## Start Given data
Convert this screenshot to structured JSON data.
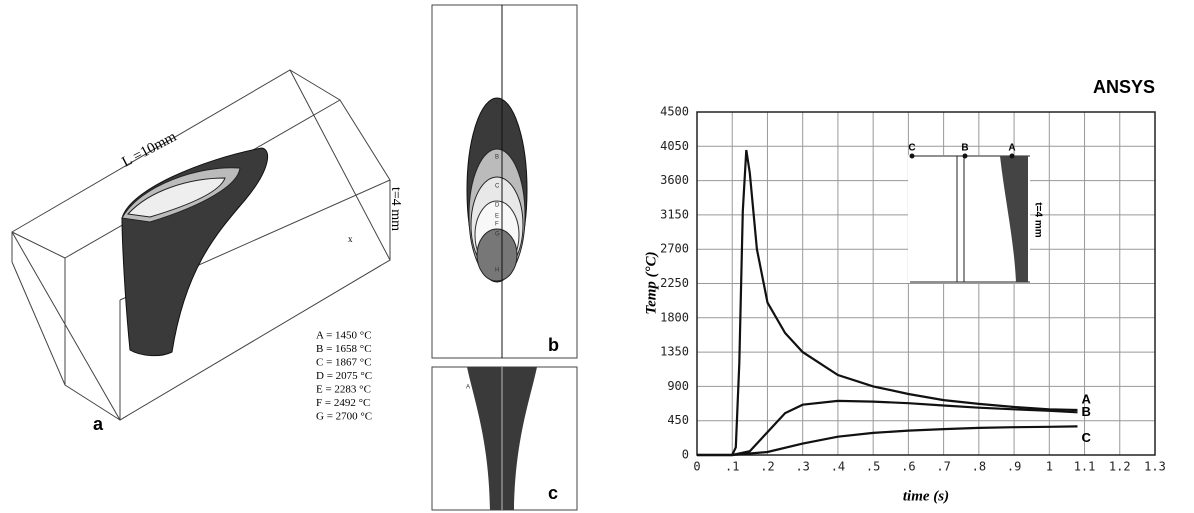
{
  "panels": {
    "a": {
      "label": "a",
      "length": "L =10mm",
      "thickness": "t=4 mm",
      "axis": "x",
      "legend": [
        "A = 1450 °C",
        "B = 1658 °C",
        "C = 1867 °C",
        "D = 2075 °C",
        "E = 2283 °C",
        "F = 2492 °C",
        "G = 2700 °C"
      ]
    },
    "b": {
      "label": "b",
      "contours": [
        "A",
        "B",
        "C",
        "D",
        "E",
        "F",
        "G",
        "H"
      ]
    },
    "c": {
      "label": "c",
      "contour": "A"
    }
  },
  "chart_data": {
    "type": "line",
    "logo": "ANSYS",
    "ylabel": "Temp  (°C)",
    "xlabel": "time (s)",
    "xlim": [
      0,
      1.3
    ],
    "ylim": [
      0,
      4500
    ],
    "grid": true,
    "xticks": [
      0,
      {
        "value": 0.1,
        "label": ".1"
      },
      {
        "value": 0.2,
        "label": ".2"
      },
      {
        "value": 0.3,
        "label": ".3"
      },
      {
        "value": 0.4,
        "label": ".4"
      },
      {
        "value": 0.5,
        "label": ".5"
      },
      {
        "value": 0.6,
        "label": ".6"
      },
      {
        "value": 0.7,
        "label": ".7"
      },
      {
        "value": 0.8,
        "label": ".8"
      },
      {
        "value": 0.9,
        "label": ".9"
      },
      1,
      1.1,
      1.2,
      1.3
    ],
    "yticks": [
      0,
      450,
      900,
      1350,
      1800,
      2250,
      2700,
      3150,
      3600,
      4050,
      4500
    ],
    "inset": {
      "points": [
        "C",
        "B",
        "A"
      ],
      "thickness": "t=4 mm"
    },
    "series": [
      {
        "name": "A",
        "color": "#111111",
        "x": [
          0,
          0.1,
          0.11,
          0.12,
          0.13,
          0.14,
          0.15,
          0.17,
          0.2,
          0.25,
          0.3,
          0.4,
          0.5,
          0.6,
          0.7,
          0.8,
          0.9,
          1.0,
          1.08
        ],
        "values": [
          0,
          0,
          100,
          1200,
          3200,
          4000,
          3700,
          2700,
          2000,
          1600,
          1350,
          1050,
          900,
          800,
          720,
          670,
          630,
          600,
          590
        ]
      },
      {
        "name": "B",
        "color": "#111111",
        "x": [
          0,
          0.1,
          0.15,
          0.2,
          0.25,
          0.3,
          0.4,
          0.5,
          0.6,
          0.7,
          0.8,
          0.9,
          1.0,
          1.08
        ],
        "values": [
          0,
          0,
          50,
          300,
          550,
          660,
          710,
          700,
          680,
          650,
          620,
          600,
          580,
          560
        ]
      },
      {
        "name": "C",
        "color": "#111111",
        "x": [
          0,
          0.1,
          0.2,
          0.3,
          0.4,
          0.5,
          0.6,
          0.7,
          0.8,
          0.9,
          1.0,
          1.08
        ],
        "values": [
          0,
          0,
          40,
          150,
          240,
          290,
          320,
          340,
          355,
          365,
          370,
          375
        ]
      }
    ]
  }
}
## End Given data
- **Task brief**: Copy every line of the data word for word, omitting the images.

- **Task solution**:
Convert this screenshot to structured JSON data.
{
  "panels": {
    "a": {
      "label": "a",
      "length": "L =10mm",
      "thickness": "t=4 mm",
      "axis": "x",
      "legend": [
        "A = 1450 °C",
        "B = 1658 °C",
        "C = 1867 °C",
        "D = 2075 °C",
        "E = 2283 °C",
        "F = 2492 °C",
        "G = 2700 °C"
      ]
    },
    "b": {
      "label": "b",
      "contours": [
        "A",
        "B",
        "C",
        "D",
        "E",
        "F",
        "G",
        "H"
      ]
    },
    "c": {
      "label": "c",
      "contour": "A"
    }
  },
  "chart_data": {
    "type": "line",
    "logo": "ANSYS",
    "ylabel": "Temp  (°C)",
    "xlabel": "time (s)",
    "xlim": [
      0,
      1.3
    ],
    "ylim": [
      0,
      4500
    ],
    "grid": true,
    "xticks": [
      0,
      {
        "value": 0.1,
        "label": ".1"
      },
      {
        "value": 0.2,
        "label": ".2"
      },
      {
        "value": 0.3,
        "label": ".3"
      },
      {
        "value": 0.4,
        "label": ".4"
      },
      {
        "value": 0.5,
        "label": ".5"
      },
      {
        "value": 0.6,
        "label": ".6"
      },
      {
        "value": 0.7,
        "label": ".7"
      },
      {
        "value": 0.8,
        "label": ".8"
      },
      {
        "value": 0.9,
        "label": ".9"
      },
      1,
      1.1,
      1.2,
      1.3
    ],
    "yticks": [
      0,
      450,
      900,
      1350,
      1800,
      2250,
      2700,
      3150,
      3600,
      4050,
      4500
    ],
    "inset": {
      "points": [
        "C",
        "B",
        "A"
      ],
      "thickness": "t=4 mm"
    },
    "series": [
      {
        "name": "A",
        "color": "#111111",
        "x": [
          0,
          0.1,
          0.11,
          0.12,
          0.13,
          0.14,
          0.15,
          0.17,
          0.2,
          0.25,
          0.3,
          0.4,
          0.5,
          0.6,
          0.7,
          0.8,
          0.9,
          1.0,
          1.08
        ],
        "values": [
          0,
          0,
          100,
          1200,
          3200,
          4000,
          3700,
          2700,
          2000,
          1600,
          1350,
          1050,
          900,
          800,
          720,
          670,
          630,
          600,
          590
        ]
      },
      {
        "name": "B",
        "color": "#111111",
        "x": [
          0,
          0.1,
          0.15,
          0.2,
          0.25,
          0.3,
          0.4,
          0.5,
          0.6,
          0.7,
          0.8,
          0.9,
          1.0,
          1.08
        ],
        "values": [
          0,
          0,
          50,
          300,
          550,
          660,
          710,
          700,
          680,
          650,
          620,
          600,
          580,
          560
        ]
      },
      {
        "name": "C",
        "color": "#111111",
        "x": [
          0,
          0.1,
          0.2,
          0.3,
          0.4,
          0.5,
          0.6,
          0.7,
          0.8,
          0.9,
          1.0,
          1.08
        ],
        "values": [
          0,
          0,
          40,
          150,
          240,
          290,
          320,
          340,
          355,
          365,
          370,
          375
        ]
      }
    ]
  }
}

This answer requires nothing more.